• _Material provided_
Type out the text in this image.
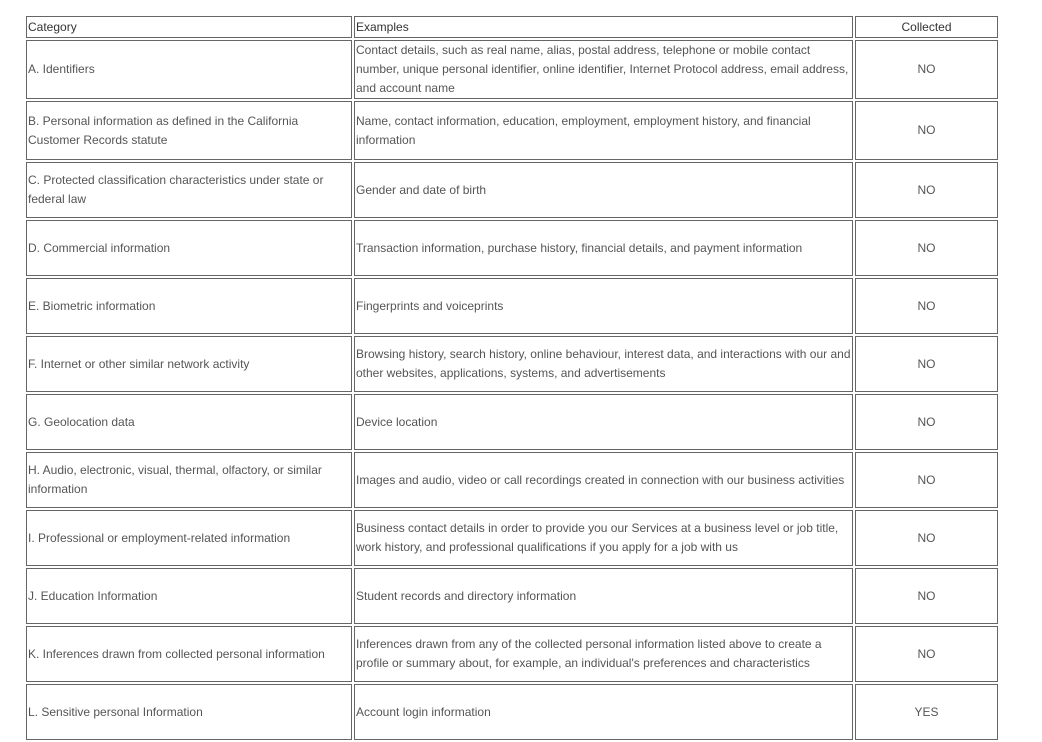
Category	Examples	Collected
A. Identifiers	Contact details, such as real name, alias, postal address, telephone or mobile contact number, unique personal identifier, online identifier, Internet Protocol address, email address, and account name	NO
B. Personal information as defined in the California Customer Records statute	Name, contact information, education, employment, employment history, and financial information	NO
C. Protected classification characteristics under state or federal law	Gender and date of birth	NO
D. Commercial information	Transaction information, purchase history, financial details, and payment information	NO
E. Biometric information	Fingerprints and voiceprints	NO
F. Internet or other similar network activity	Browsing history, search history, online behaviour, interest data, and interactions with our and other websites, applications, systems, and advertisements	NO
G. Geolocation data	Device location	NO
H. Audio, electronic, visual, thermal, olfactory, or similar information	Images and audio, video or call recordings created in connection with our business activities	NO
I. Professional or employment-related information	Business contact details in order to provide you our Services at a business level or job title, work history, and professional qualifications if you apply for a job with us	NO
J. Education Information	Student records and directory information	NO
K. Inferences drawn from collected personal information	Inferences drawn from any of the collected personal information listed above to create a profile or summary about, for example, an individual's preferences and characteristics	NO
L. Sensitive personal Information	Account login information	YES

• _Required task_
Going over the lines above, work out how many include "data", then give only that number.

• _Answer to the problem_
2